[To be done]
Of the lines listed below, how many contain the string "выглядит"? Answer with the number alone.

(Records excerpted from a collection)

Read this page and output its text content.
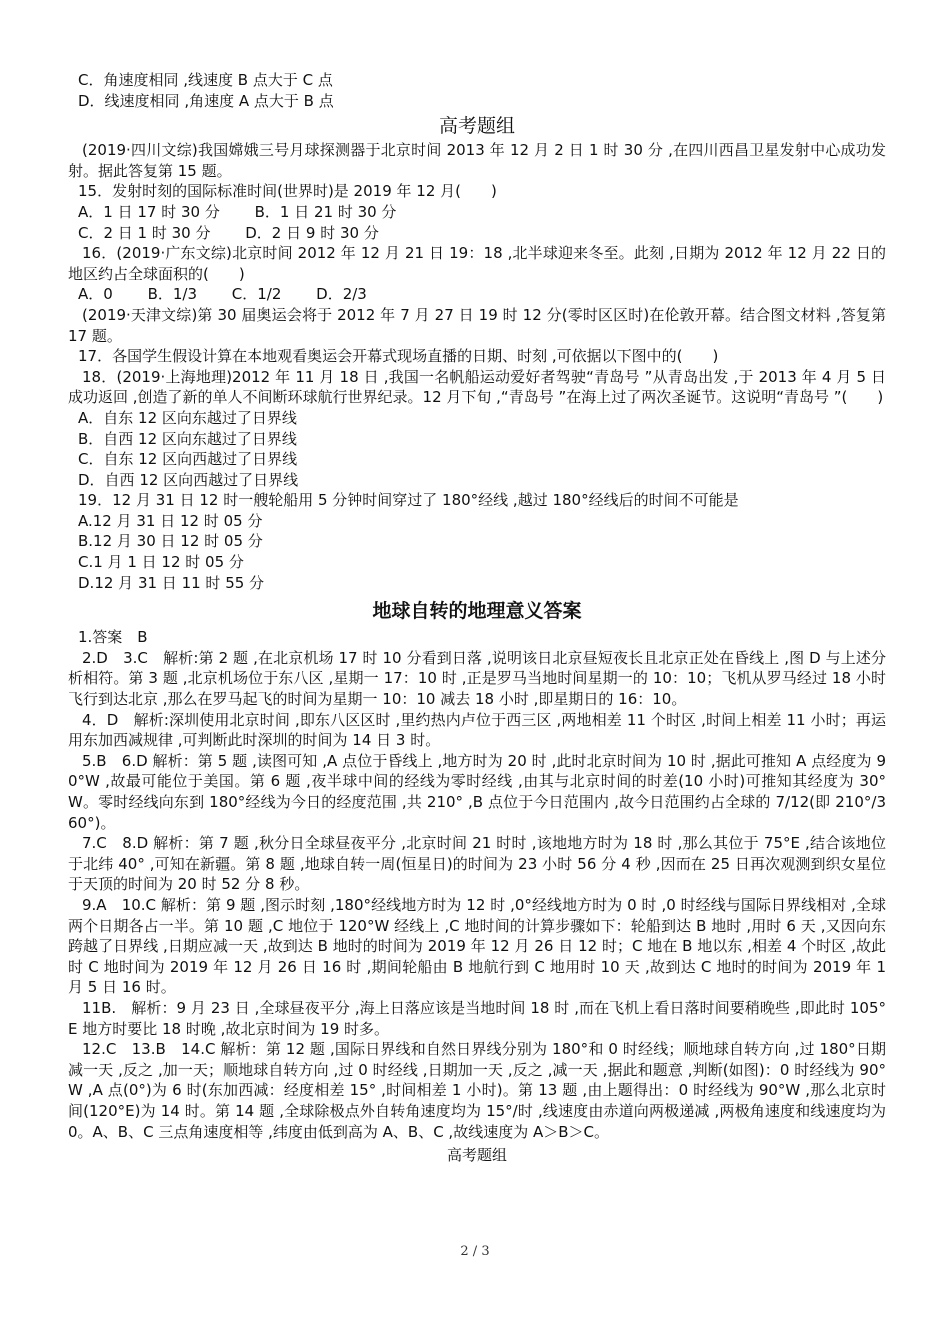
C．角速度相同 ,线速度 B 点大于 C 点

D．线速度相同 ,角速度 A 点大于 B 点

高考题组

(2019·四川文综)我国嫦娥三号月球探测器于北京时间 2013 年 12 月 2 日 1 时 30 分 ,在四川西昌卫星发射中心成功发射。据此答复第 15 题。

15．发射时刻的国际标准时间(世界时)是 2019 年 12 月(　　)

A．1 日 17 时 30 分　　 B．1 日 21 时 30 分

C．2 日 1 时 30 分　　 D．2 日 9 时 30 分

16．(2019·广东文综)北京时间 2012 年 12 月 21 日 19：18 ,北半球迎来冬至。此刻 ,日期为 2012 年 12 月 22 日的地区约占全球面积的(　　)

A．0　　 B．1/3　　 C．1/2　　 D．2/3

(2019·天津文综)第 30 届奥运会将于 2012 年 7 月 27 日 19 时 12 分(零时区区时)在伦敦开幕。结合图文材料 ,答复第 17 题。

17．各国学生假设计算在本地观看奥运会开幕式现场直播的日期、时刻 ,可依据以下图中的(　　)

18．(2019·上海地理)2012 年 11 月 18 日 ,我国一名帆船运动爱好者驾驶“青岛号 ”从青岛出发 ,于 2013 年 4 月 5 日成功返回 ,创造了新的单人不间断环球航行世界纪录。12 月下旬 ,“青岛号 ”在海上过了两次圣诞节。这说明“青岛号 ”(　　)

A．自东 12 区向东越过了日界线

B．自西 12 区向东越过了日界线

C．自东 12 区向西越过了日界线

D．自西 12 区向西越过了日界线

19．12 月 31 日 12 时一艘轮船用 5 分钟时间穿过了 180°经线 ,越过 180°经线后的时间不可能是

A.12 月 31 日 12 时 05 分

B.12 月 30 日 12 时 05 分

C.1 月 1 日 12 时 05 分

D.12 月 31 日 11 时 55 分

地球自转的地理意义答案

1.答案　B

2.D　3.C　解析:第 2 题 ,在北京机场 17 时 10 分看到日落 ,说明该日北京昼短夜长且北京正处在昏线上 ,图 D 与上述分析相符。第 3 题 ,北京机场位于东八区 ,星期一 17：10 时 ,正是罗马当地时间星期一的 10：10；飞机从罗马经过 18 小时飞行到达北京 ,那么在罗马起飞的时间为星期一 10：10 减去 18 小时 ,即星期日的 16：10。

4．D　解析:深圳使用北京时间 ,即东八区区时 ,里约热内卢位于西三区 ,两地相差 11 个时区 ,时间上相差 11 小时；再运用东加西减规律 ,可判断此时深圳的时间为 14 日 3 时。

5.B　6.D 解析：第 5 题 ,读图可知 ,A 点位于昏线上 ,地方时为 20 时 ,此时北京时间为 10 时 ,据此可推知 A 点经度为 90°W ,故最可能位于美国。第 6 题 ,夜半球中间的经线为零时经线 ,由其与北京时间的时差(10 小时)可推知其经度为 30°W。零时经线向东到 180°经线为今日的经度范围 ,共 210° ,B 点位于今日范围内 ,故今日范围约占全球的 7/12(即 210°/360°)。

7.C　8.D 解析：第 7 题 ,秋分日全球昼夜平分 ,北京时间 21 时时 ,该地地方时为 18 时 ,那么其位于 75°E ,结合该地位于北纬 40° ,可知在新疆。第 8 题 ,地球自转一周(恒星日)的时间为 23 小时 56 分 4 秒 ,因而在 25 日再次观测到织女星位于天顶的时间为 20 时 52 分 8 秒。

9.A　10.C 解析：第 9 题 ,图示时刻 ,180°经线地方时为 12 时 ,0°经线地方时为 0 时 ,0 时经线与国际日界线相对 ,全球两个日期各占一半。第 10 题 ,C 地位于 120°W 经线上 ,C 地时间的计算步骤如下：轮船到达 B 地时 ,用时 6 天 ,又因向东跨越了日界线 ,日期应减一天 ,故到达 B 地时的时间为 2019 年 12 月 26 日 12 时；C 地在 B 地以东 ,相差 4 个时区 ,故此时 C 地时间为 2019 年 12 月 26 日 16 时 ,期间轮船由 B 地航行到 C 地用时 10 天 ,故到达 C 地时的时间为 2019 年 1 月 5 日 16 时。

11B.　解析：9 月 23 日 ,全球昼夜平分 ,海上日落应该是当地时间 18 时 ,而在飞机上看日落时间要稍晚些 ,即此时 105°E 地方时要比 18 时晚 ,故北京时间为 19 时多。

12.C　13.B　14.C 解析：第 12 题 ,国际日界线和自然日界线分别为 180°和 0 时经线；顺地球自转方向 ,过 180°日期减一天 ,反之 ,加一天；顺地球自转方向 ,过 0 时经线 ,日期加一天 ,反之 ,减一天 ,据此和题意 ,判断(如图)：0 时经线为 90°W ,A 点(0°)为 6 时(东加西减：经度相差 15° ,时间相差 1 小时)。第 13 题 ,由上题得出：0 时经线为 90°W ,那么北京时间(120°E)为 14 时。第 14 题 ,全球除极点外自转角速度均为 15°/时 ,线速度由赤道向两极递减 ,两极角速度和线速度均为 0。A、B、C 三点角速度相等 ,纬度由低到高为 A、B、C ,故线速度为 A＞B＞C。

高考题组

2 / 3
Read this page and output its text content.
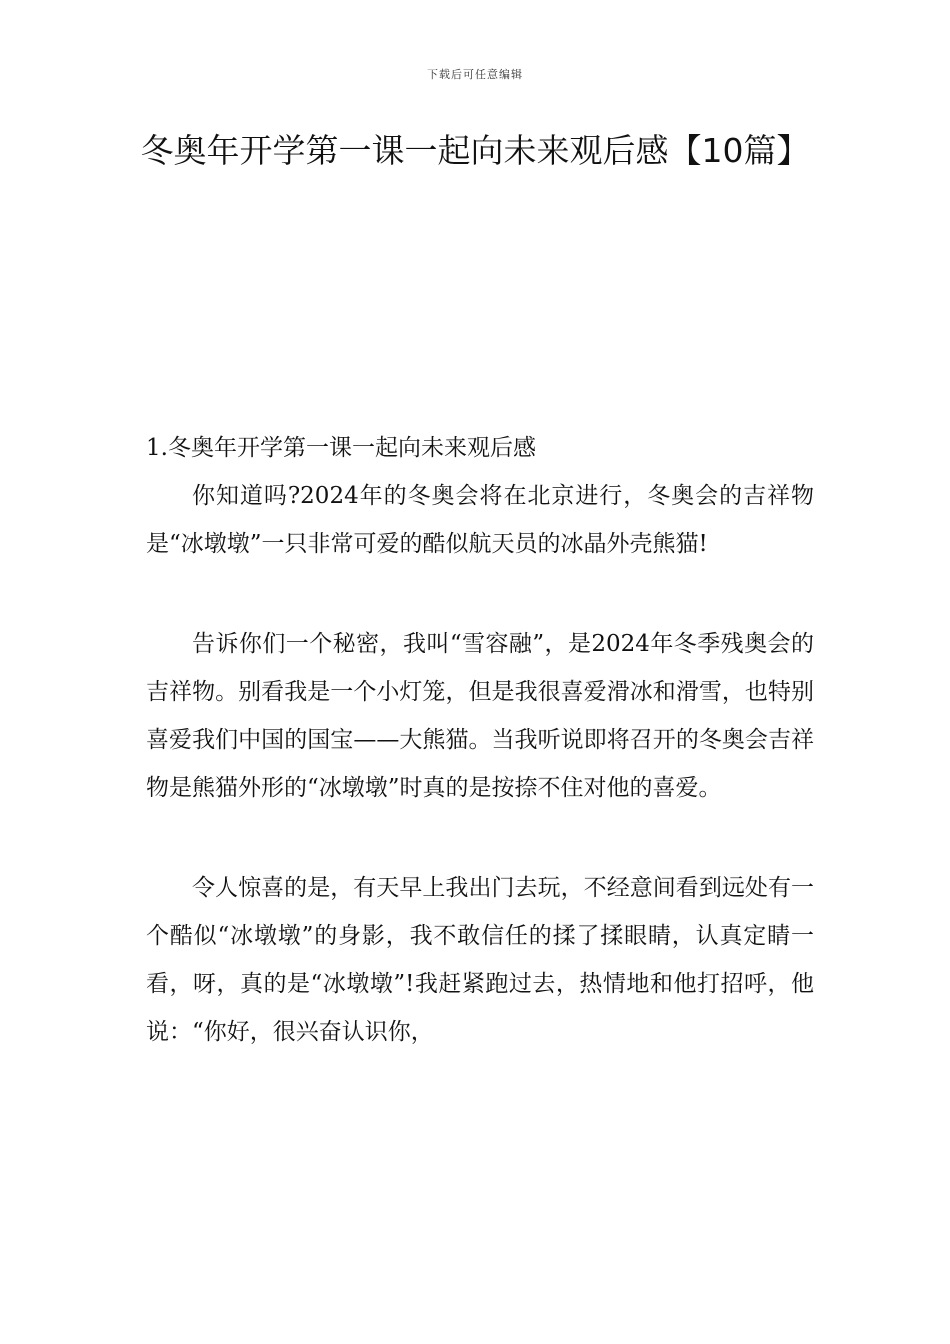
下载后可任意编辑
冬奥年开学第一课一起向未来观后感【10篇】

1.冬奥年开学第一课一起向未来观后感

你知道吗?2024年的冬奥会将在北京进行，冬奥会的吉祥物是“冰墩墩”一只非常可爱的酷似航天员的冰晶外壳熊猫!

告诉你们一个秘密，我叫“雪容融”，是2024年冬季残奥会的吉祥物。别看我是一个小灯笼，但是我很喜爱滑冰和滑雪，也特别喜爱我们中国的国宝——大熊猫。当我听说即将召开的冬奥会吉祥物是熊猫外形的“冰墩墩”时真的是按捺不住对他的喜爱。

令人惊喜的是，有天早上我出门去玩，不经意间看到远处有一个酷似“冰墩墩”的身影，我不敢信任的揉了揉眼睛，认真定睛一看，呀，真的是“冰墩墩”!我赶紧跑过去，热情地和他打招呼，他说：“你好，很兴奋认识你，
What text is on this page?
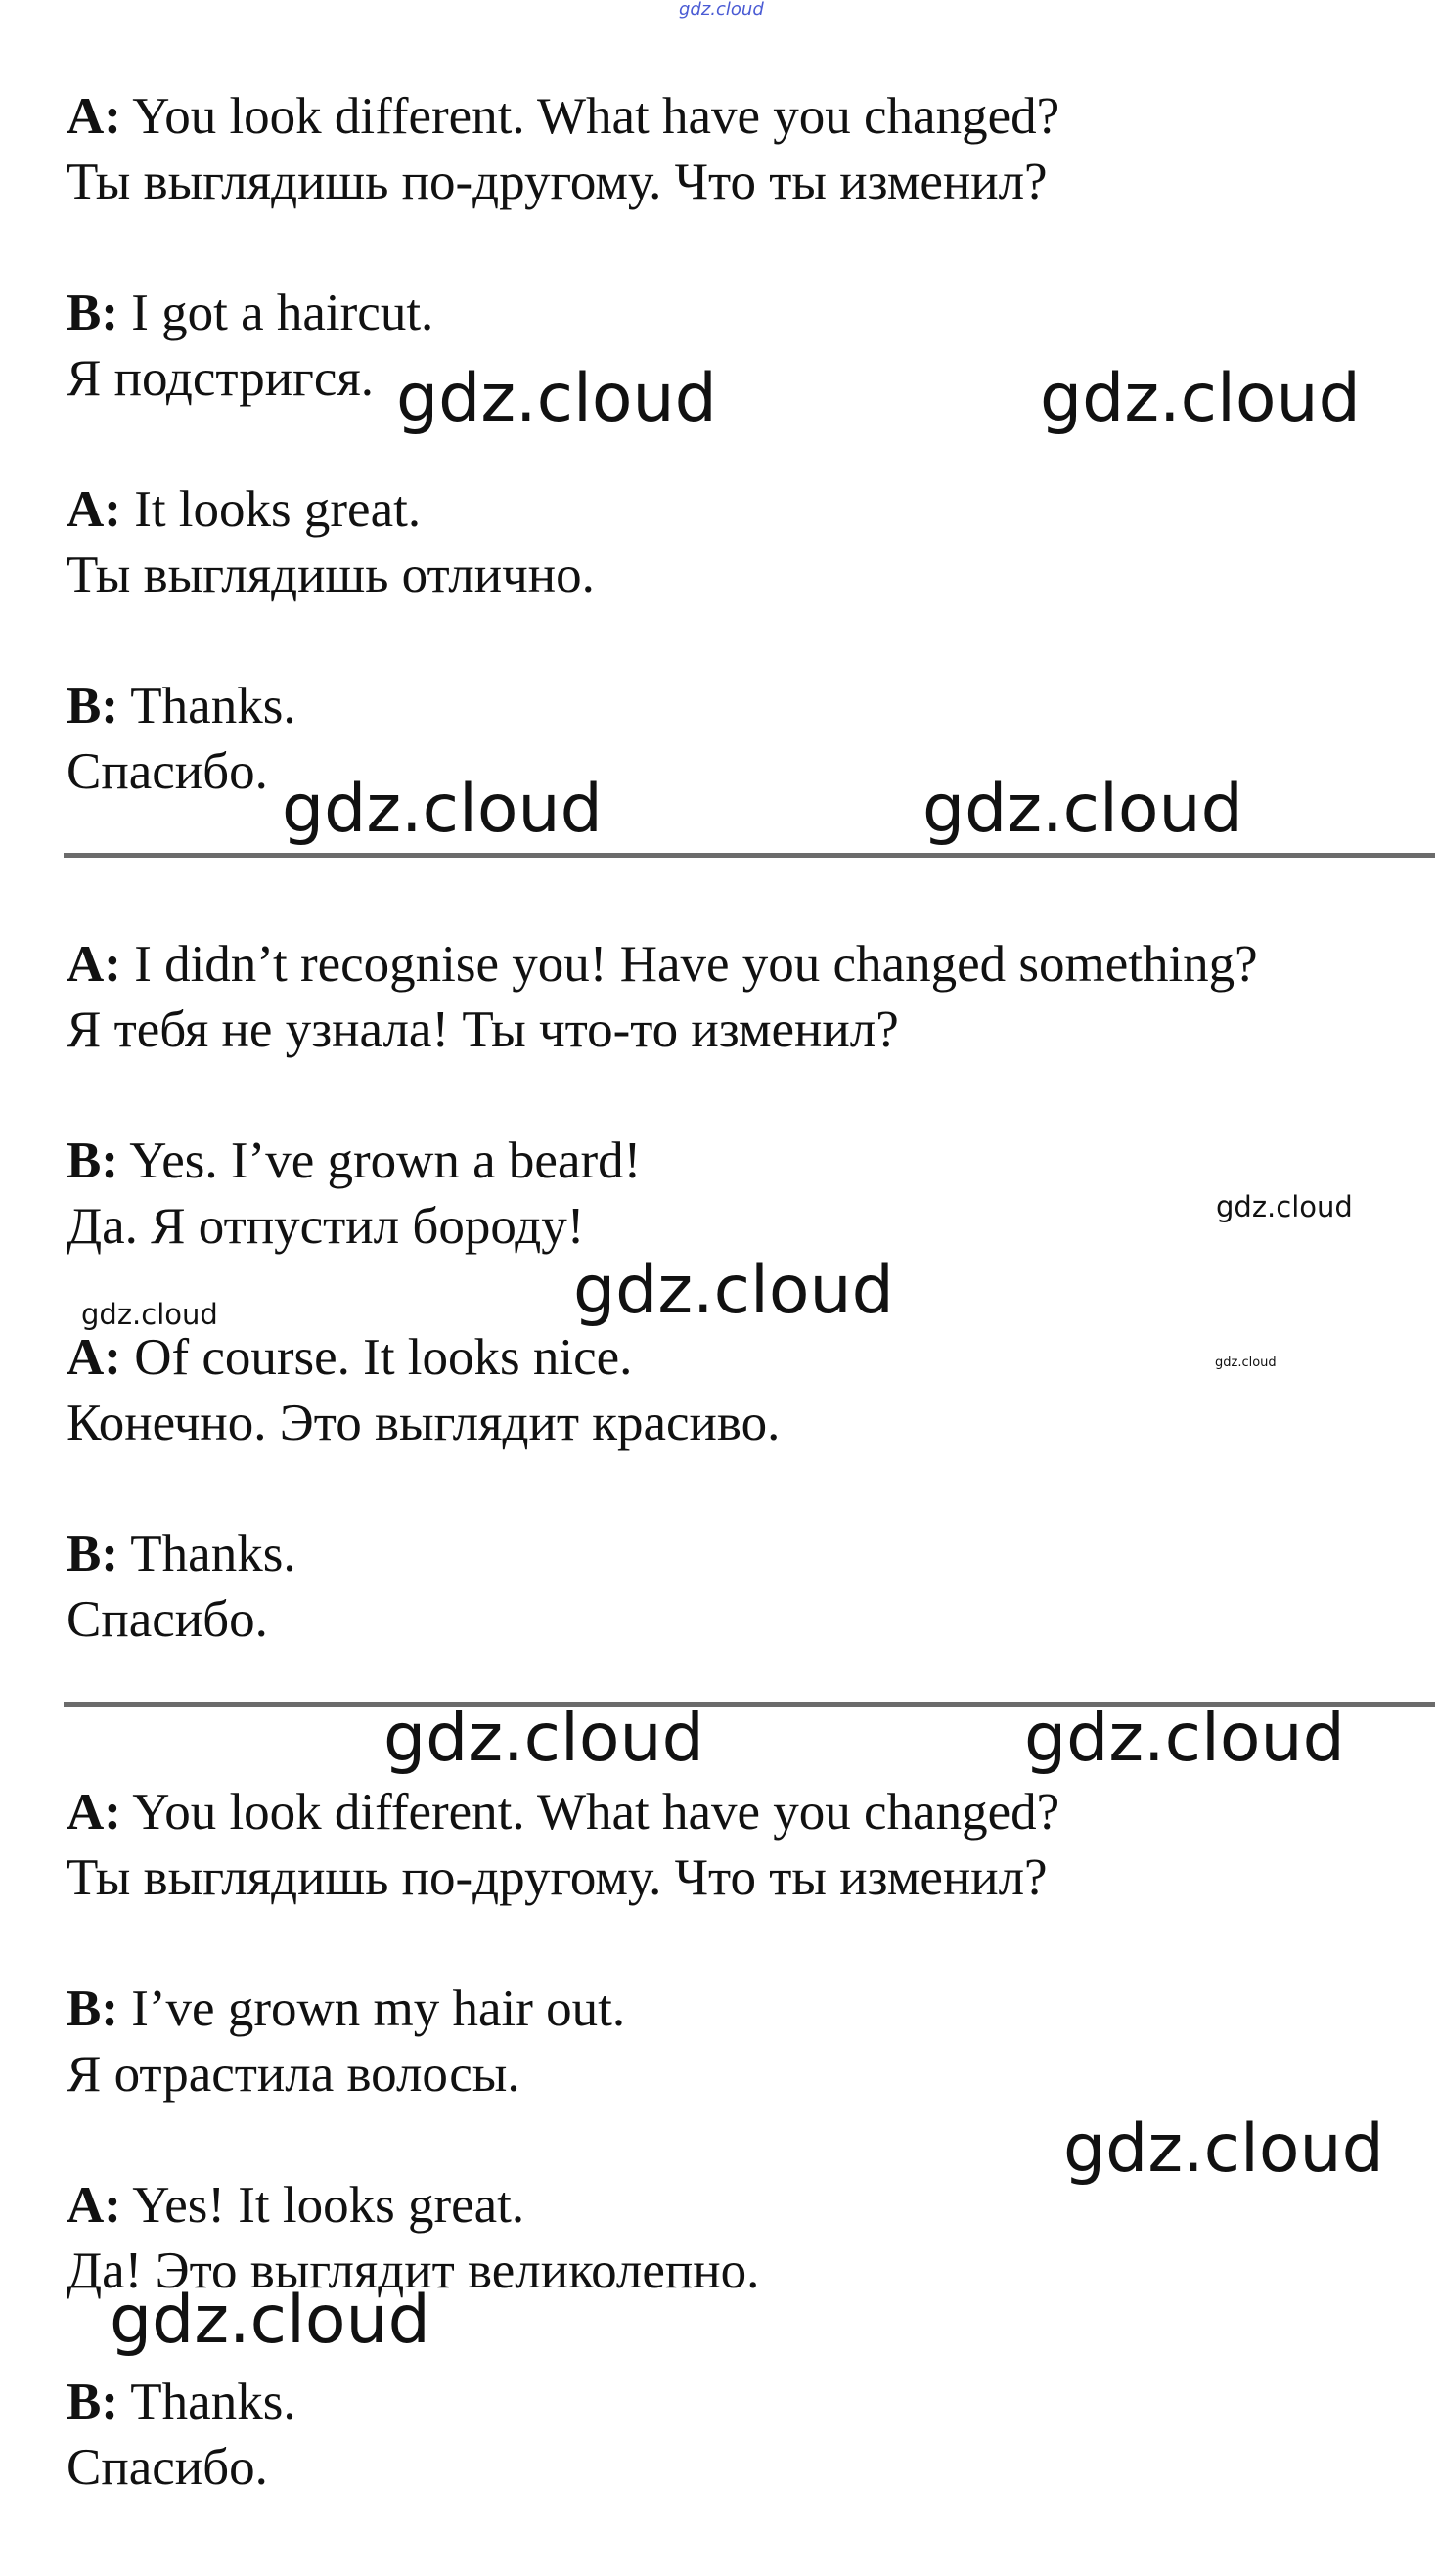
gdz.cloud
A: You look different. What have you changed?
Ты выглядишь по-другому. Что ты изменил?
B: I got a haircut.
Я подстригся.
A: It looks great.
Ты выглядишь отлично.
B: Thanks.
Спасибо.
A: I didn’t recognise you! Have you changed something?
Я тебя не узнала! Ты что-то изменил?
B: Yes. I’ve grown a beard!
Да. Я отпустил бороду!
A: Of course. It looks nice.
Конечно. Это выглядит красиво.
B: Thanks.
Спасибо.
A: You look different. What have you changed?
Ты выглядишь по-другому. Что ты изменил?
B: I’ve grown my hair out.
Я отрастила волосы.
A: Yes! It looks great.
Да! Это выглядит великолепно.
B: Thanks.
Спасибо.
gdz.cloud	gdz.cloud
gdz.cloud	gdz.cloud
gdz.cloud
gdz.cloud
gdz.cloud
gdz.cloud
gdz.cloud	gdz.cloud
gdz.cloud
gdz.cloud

[Written solution]
2